WHAT THE TASK REQUIRES. Reproduce every line of the items below verbatim, leaving out the pictures.

-------- DATA FOR THIS TASK

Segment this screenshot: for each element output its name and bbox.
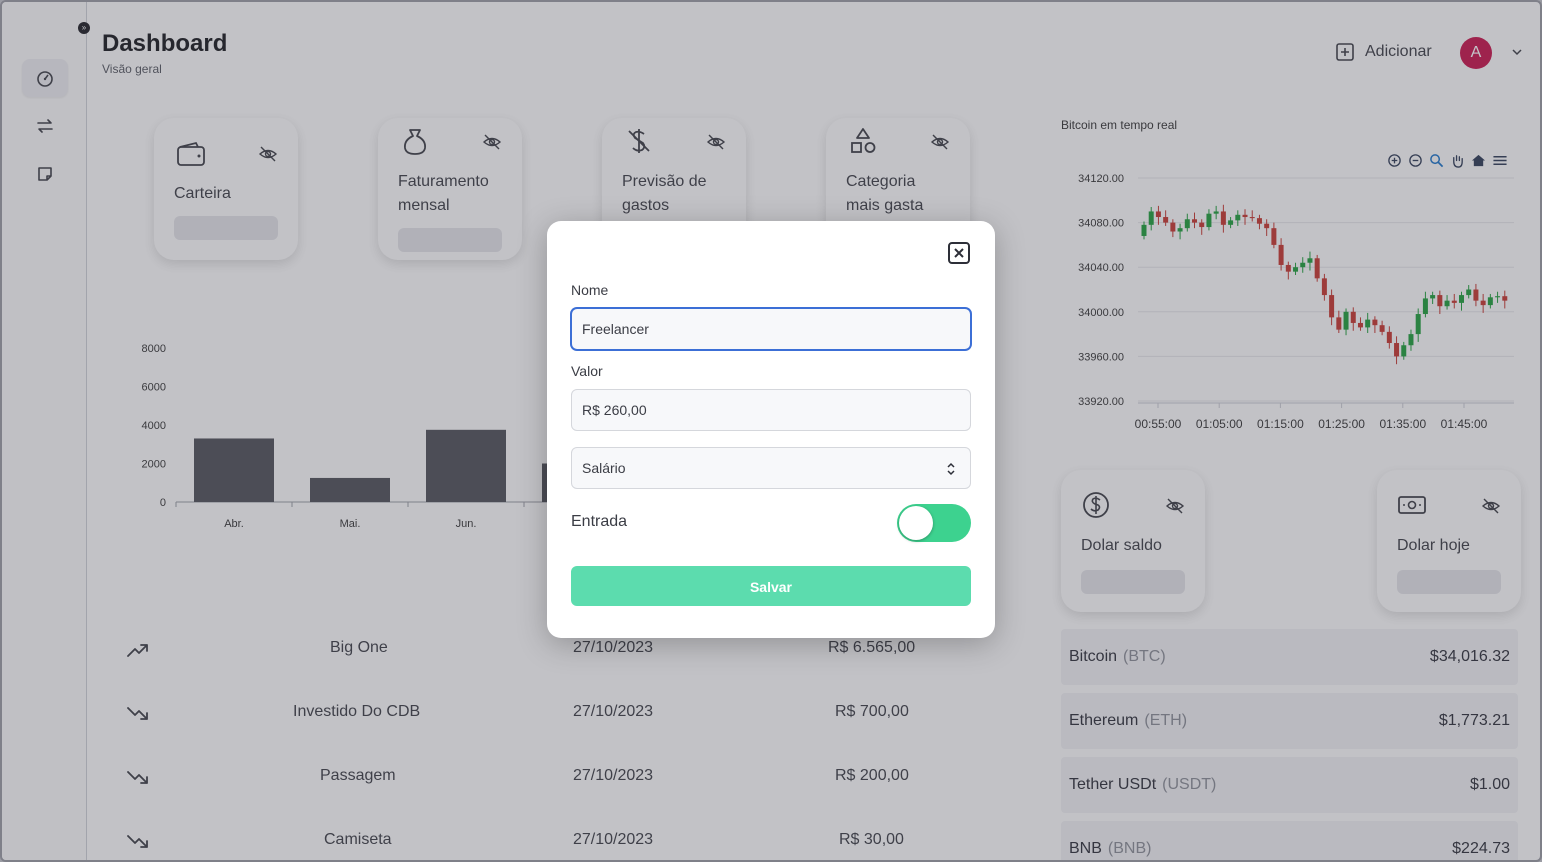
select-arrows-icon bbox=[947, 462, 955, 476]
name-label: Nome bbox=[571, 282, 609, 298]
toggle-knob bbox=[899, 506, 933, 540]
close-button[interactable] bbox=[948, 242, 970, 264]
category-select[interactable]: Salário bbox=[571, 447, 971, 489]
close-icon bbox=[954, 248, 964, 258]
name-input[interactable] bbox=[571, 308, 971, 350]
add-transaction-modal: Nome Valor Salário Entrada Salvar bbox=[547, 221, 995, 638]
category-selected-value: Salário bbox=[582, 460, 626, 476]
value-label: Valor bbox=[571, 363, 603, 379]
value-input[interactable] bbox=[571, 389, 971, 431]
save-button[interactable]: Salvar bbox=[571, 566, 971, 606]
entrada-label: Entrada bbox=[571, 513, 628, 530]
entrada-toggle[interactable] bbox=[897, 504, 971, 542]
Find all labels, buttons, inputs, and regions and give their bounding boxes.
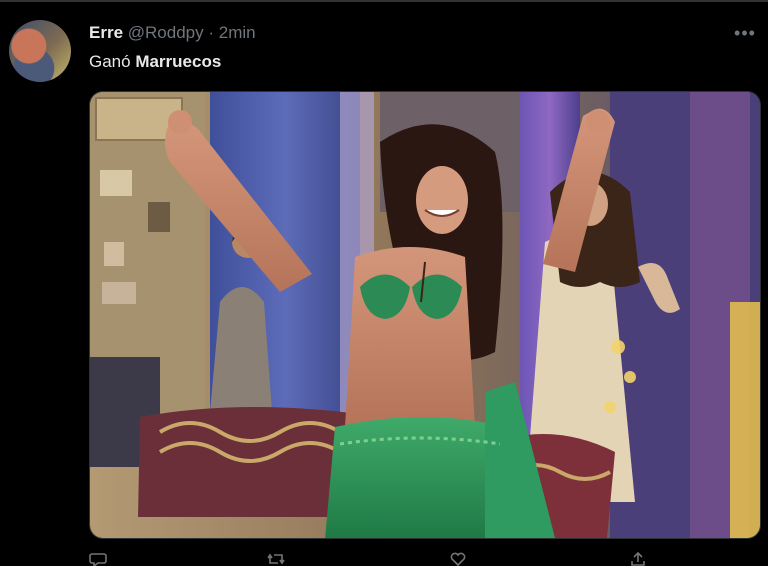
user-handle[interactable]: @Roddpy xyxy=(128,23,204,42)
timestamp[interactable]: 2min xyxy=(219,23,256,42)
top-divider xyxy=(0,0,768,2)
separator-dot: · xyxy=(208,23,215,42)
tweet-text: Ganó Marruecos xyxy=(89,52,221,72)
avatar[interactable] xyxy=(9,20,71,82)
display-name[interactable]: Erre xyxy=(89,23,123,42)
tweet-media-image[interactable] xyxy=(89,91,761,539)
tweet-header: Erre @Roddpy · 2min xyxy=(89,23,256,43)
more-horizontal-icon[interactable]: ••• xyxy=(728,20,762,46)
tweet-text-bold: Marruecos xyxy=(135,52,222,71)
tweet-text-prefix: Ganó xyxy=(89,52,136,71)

----------------

THE ANSWER.
Segment this screenshot: for each element output its name and bbox.
select-arrows-icon bbox=[947, 462, 955, 476]
name-label: Nome bbox=[571, 282, 609, 298]
toggle-knob bbox=[899, 506, 933, 540]
close-button[interactable] bbox=[948, 242, 970, 264]
category-select[interactable]: Salário bbox=[571, 447, 971, 489]
close-icon bbox=[954, 248, 964, 258]
name-input[interactable] bbox=[571, 308, 971, 350]
add-transaction-modal: Nome Valor Salário Entrada Salvar bbox=[547, 221, 995, 638]
category-selected-value: Salário bbox=[582, 460, 626, 476]
value-label: Valor bbox=[571, 363, 603, 379]
value-input[interactable] bbox=[571, 389, 971, 431]
save-button[interactable]: Salvar bbox=[571, 566, 971, 606]
entrada-label: Entrada bbox=[571, 513, 628, 530]
entrada-toggle[interactable] bbox=[897, 504, 971, 542]
Find all labels, buttons, inputs, and regions and give their bounding boxes.
user-handle[interactable]: @Roddpy xyxy=(128,23,204,42)
timestamp[interactable]: 2min xyxy=(219,23,256,42)
top-divider xyxy=(0,0,768,2)
separator-dot: · xyxy=(208,23,215,42)
tweet-text: Ganó Marruecos xyxy=(89,52,221,72)
avatar[interactable] xyxy=(9,20,71,82)
display-name[interactable]: Erre xyxy=(89,23,123,42)
tweet-media-image[interactable] xyxy=(89,91,761,539)
tweet-header: Erre @Roddpy · 2min xyxy=(89,23,256,43)
more-horizontal-icon[interactable]: ••• xyxy=(728,20,762,46)
tweet-text-bold: Marruecos xyxy=(135,52,222,71)
tweet-text-prefix: Ganó xyxy=(89,52,136,71)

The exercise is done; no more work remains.